— Begin —

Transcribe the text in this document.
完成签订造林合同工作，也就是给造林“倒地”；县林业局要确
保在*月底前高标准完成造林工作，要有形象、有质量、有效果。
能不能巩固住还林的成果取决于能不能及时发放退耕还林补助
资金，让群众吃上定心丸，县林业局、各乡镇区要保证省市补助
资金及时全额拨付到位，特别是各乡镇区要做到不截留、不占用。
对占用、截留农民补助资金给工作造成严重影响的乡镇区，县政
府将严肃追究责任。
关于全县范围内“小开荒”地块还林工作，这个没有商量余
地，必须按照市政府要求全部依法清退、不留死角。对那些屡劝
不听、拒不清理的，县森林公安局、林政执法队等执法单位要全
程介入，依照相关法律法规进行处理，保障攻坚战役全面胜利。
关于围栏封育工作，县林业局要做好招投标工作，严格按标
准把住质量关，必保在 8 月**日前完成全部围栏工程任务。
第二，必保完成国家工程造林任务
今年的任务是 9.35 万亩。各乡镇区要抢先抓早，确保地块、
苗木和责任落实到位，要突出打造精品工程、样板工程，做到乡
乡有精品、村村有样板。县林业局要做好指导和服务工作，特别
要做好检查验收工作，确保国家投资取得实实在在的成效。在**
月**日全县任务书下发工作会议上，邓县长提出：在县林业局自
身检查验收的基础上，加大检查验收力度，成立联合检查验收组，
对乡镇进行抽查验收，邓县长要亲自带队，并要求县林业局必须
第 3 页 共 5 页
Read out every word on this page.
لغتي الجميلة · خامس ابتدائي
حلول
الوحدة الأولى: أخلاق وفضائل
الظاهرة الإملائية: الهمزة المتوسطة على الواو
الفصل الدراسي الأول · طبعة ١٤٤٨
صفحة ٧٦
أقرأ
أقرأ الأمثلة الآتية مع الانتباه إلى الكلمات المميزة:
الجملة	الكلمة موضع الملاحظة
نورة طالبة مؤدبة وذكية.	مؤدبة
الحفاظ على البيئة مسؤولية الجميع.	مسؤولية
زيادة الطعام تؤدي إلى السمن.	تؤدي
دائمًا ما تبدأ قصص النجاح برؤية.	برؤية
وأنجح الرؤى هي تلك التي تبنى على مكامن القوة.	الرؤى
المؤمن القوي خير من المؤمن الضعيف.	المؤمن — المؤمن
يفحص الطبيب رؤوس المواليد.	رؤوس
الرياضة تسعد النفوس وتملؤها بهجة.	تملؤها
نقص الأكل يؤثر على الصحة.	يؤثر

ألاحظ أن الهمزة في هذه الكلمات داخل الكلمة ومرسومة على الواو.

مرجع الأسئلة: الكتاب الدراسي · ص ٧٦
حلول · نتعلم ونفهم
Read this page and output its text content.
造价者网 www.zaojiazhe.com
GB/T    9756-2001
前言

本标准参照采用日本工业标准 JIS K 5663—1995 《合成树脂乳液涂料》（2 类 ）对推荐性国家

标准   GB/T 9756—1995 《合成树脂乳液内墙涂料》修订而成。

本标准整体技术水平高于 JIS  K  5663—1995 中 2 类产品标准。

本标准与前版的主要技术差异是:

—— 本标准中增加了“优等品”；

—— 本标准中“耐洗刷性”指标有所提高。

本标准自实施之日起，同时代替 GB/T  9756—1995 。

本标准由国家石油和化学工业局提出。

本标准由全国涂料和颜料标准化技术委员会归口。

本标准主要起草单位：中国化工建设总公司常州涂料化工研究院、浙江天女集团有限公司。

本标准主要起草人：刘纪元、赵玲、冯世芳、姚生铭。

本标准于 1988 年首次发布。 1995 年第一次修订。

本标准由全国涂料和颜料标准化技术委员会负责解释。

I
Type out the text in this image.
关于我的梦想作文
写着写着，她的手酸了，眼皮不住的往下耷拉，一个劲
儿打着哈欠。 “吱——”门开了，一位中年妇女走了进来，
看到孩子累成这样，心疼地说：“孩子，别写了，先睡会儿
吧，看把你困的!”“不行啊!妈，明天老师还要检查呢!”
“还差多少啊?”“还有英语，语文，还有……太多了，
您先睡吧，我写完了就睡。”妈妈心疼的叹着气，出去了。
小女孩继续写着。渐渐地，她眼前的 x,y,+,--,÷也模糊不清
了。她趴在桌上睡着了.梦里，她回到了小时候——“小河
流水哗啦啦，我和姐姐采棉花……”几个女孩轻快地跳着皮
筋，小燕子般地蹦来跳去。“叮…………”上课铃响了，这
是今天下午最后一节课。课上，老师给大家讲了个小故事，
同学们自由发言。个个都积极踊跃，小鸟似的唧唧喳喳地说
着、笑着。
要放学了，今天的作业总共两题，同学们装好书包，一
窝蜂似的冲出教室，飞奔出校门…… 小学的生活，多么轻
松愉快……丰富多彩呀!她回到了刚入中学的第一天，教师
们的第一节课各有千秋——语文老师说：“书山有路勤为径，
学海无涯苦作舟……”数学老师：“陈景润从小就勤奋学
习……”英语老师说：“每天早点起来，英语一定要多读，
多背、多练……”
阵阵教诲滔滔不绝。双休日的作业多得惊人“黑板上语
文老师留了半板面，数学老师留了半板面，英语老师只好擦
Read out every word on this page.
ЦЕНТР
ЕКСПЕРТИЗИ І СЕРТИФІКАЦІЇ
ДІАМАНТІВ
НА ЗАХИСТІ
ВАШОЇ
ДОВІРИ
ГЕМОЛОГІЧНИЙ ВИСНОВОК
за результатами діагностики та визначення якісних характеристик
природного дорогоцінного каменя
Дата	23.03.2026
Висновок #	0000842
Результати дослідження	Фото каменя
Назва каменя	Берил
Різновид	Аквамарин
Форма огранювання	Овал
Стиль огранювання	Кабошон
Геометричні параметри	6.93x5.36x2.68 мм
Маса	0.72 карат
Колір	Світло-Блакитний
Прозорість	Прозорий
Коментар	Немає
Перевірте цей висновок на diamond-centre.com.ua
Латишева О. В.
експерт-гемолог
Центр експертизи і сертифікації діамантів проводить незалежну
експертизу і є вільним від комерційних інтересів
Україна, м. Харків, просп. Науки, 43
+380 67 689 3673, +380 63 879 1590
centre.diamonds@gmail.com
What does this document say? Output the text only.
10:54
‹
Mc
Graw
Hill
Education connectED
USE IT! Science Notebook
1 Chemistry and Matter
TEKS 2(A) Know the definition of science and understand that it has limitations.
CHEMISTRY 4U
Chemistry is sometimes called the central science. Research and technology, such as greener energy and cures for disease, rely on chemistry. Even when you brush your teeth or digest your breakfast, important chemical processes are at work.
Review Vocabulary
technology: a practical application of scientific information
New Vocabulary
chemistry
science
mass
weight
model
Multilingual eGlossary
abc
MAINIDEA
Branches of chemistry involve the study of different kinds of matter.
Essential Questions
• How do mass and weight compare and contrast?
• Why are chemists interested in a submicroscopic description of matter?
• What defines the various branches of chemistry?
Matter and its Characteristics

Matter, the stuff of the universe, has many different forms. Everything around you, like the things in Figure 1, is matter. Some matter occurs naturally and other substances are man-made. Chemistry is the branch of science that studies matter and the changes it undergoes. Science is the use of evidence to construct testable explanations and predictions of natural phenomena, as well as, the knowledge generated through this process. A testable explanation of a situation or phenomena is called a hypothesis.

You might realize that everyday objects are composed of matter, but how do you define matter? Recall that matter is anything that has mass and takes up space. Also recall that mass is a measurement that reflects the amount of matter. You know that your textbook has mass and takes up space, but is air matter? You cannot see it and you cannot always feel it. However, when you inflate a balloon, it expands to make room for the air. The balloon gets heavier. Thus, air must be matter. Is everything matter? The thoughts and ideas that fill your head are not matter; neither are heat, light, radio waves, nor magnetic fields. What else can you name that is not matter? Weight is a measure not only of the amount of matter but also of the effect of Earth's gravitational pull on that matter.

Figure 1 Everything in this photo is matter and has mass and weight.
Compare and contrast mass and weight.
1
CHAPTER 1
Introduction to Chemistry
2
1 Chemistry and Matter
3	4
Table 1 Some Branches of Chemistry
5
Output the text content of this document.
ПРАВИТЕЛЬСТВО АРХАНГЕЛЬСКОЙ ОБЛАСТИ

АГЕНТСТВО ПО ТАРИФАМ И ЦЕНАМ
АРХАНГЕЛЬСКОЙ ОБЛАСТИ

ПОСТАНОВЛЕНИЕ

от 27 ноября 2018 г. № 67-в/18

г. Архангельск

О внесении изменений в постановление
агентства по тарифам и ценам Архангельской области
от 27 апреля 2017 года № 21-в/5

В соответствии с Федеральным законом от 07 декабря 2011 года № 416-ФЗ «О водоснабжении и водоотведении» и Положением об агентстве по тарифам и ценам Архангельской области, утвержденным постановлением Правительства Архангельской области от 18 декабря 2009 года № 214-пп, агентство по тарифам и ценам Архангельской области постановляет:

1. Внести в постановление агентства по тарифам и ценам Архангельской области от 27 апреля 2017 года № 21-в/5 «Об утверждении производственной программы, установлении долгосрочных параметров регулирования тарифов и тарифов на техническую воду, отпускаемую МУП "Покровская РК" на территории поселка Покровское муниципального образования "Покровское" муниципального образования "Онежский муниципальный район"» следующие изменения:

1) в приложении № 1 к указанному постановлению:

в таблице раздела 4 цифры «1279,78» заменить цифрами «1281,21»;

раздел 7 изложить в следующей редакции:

— End —

TASK DESCRIPTION
Look above for every line with the word "contrast" and copy it.

EXPECTED ANSWER
• How do mass and weight compare and contrast?
Compare and contrast mass and weight.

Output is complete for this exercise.